### Short task
Every entry must be repeated exactly. Exclude all pictures.

↓

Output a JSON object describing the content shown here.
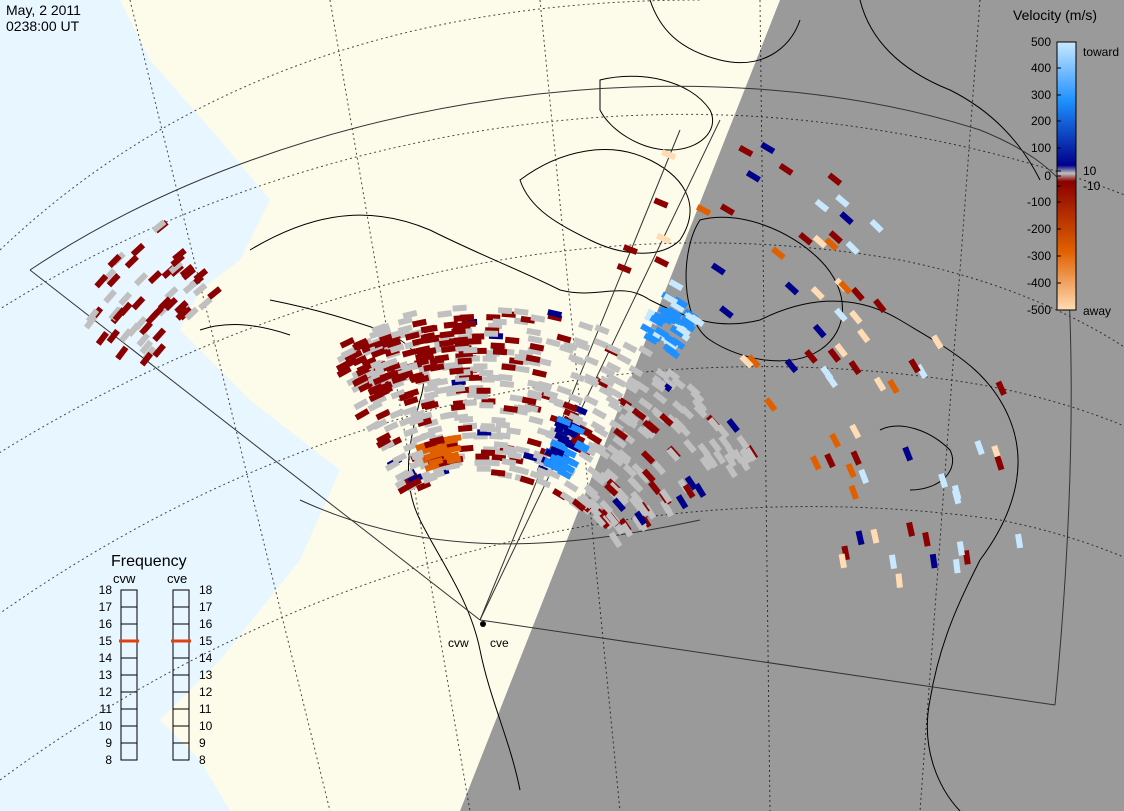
{
  "header": {
    "date": "May, 2 2011",
    "time": "0238:00 UT"
  },
  "colorbar": {
    "title": "Velocity (m/s)",
    "ticks": [
      "500",
      "400",
      "300",
      "200",
      "100",
      "10",
      "0",
      "-10",
      "-100",
      "-200",
      "-300",
      "-400",
      "-500"
    ],
    "toward_label": "toward",
    "away_label": "away",
    "colors": {
      "toward_high": "#c8e8ff",
      "toward_mid": "#1e90ff",
      "toward_low": "#00008b",
      "ground": "#c0c0c0",
      "away_low": "#8b0000",
      "away_mid": "#e06000",
      "away_high": "#ffdcb4"
    }
  },
  "frequency_panel": {
    "title": "Frequency",
    "radars": [
      {
        "name": "cvw",
        "frequency": 15
      },
      {
        "name": "cve",
        "frequency": 15
      }
    ],
    "scale": [
      "18",
      "17",
      "16",
      "15",
      "14",
      "13",
      "12",
      "11",
      "10",
      "9",
      "8"
    ],
    "marker_color": "#e04010"
  },
  "radar_sites": [
    {
      "name": "cvw"
    },
    {
      "name": "cve"
    }
  ],
  "colors": {
    "ocean": "#e8f6ff",
    "day_land": "#fdfbe9",
    "night": "#9a9a9a",
    "coast": "#000000",
    "grid": "#000000"
  }
}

↑

### Task solution
Output a JSON object describing the content shown here.
{
  "header": {
    "date": "May, 2 2011",
    "time": "0238:00 UT"
  },
  "colorbar": {
    "title": "Velocity (m/s)",
    "ticks": [
      "500",
      "400",
      "300",
      "200",
      "100",
      "10",
      "0",
      "-10",
      "-100",
      "-200",
      "-300",
      "-400",
      "-500"
    ],
    "toward_label": "toward",
    "away_label": "away",
    "colors": {
      "toward_high": "#c8e8ff",
      "toward_mid": "#1e90ff",
      "toward_low": "#00008b",
      "ground": "#c0c0c0",
      "away_low": "#8b0000",
      "away_mid": "#e06000",
      "away_high": "#ffdcb4"
    }
  },
  "frequency_panel": {
    "title": "Frequency",
    "radars": [
      {
        "name": "cvw",
        "frequency": 15
      },
      {
        "name": "cve",
        "frequency": 15
      }
    ],
    "scale": [
      "18",
      "17",
      "16",
      "15",
      "14",
      "13",
      "12",
      "11",
      "10",
      "9",
      "8"
    ],
    "marker_color": "#e04010"
  },
  "radar_sites": [
    {
      "name": "cvw"
    },
    {
      "name": "cve"
    }
  ],
  "colors": {
    "ocean": "#e8f6ff",
    "day_land": "#fdfbe9",
    "night": "#9a9a9a",
    "coast": "#000000",
    "grid": "#000000"
  }
}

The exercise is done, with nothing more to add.